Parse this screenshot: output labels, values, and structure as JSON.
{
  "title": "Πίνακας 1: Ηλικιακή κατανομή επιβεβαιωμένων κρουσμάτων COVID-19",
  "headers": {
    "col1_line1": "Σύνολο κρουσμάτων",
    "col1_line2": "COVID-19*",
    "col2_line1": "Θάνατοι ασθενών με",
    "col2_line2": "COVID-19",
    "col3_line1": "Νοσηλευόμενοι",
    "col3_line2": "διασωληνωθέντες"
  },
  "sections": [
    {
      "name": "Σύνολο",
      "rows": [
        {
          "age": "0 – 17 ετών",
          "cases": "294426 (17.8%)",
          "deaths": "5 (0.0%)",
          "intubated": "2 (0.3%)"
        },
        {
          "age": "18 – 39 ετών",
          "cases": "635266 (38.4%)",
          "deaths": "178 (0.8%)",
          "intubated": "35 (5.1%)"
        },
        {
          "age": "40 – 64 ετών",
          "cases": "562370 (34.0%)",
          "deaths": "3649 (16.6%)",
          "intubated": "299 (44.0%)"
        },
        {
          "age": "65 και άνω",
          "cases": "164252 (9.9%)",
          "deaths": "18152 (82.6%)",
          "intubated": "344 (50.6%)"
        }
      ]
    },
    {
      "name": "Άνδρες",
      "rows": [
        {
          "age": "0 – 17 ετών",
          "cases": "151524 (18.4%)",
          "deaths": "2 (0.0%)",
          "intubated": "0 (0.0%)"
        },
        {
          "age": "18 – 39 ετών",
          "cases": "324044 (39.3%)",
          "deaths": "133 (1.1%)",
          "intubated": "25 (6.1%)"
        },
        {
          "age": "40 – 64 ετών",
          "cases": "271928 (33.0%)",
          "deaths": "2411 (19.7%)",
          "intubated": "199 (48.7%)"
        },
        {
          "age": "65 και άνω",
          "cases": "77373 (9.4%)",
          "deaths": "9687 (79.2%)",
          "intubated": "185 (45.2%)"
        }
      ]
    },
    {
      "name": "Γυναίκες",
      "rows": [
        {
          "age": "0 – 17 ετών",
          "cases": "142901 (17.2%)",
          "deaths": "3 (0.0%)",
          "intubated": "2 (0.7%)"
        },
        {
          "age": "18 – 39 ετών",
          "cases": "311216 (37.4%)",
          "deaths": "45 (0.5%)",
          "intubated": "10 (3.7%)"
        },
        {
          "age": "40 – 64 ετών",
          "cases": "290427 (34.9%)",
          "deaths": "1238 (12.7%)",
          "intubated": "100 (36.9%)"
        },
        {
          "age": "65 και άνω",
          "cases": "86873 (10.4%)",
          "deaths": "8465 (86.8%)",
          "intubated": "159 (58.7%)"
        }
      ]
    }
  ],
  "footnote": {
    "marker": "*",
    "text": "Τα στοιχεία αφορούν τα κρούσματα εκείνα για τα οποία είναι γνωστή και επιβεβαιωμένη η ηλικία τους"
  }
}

THE TASK:
Return each line of the data exactly as written above.

ANSWER TO THIS PROBLEM:
Parse this screenshot: output labels, values, and structure as JSON.
{
  "title": "Πίνακας 1: Ηλικιακή κατανομή επιβεβαιωμένων κρουσμάτων COVID-19",
  "headers": {
    "col1_line1": "Σύνολο κρουσμάτων",
    "col1_line2": "COVID-19*",
    "col2_line1": "Θάνατοι ασθενών με",
    "col2_line2": "COVID-19",
    "col3_line1": "Νοσηλευόμενοι",
    "col3_line2": "διασωληνωθέντες"
  },
  "sections": [
    {
      "name": "Σύνολο",
      "rows": [
        {
          "age": "0 – 17 ετών",
          "cases": "294426 (17.8%)",
          "deaths": "5 (0.0%)",
          "intubated": "2 (0.3%)"
        },
        {
          "age": "18 – 39 ετών",
          "cases": "635266 (38.4%)",
          "deaths": "178 (0.8%)",
          "intubated": "35 (5.1%)"
        },
        {
          "age": "40 – 64 ετών",
          "cases": "562370 (34.0%)",
          "deaths": "3649 (16.6%)",
          "intubated": "299 (44.0%)"
        },
        {
          "age": "65 και άνω",
          "cases": "164252 (9.9%)",
          "deaths": "18152 (82.6%)",
          "intubated": "344 (50.6%)"
        }
      ]
    },
    {
      "name": "Άνδρες",
      "rows": [
        {
          "age": "0 – 17 ετών",
          "cases": "151524 (18.4%)",
          "deaths": "2 (0.0%)",
          "intubated": "0 (0.0%)"
        },
        {
          "age": "18 – 39 ετών",
          "cases": "324044 (39.3%)",
          "deaths": "133 (1.1%)",
          "intubated": "25 (6.1%)"
        },
        {
          "age": "40 – 64 ετών",
          "cases": "271928 (33.0%)",
          "deaths": "2411 (19.7%)",
          "intubated": "199 (48.7%)"
        },
        {
          "age": "65 και άνω",
          "cases": "77373 (9.4%)",
          "deaths": "9687 (79.2%)",
          "intubated": "185 (45.2%)"
        }
      ]
    },
    {
      "name": "Γυναίκες",
      "rows": [
        {
          "age": "0 – 17 ετών",
          "cases": "142901 (17.2%)",
          "deaths": "3 (0.0%)",
          "intubated": "2 (0.7%)"
        },
        {
          "age": "18 – 39 ετών",
          "cases": "311216 (37.4%)",
          "deaths": "45 (0.5%)",
          "intubated": "10 (3.7%)"
        },
        {
          "age": "40 – 64 ετών",
          "cases": "290427 (34.9%)",
          "deaths": "1238 (12.7%)",
          "intubated": "100 (36.9%)"
        },
        {
          "age": "65 και άνω",
          "cases": "86873 (10.4%)",
          "deaths": "8465 (86.8%)",
          "intubated": "159 (58.7%)"
        }
      ]
    }
  ],
  "footnote": {
    "marker": "*",
    "text": "Τα στοιχεία αφορούν τα κρούσματα εκείνα για τα οποία είναι γνωστή και επιβεβαιωμένη η ηλικία τους"
  }
}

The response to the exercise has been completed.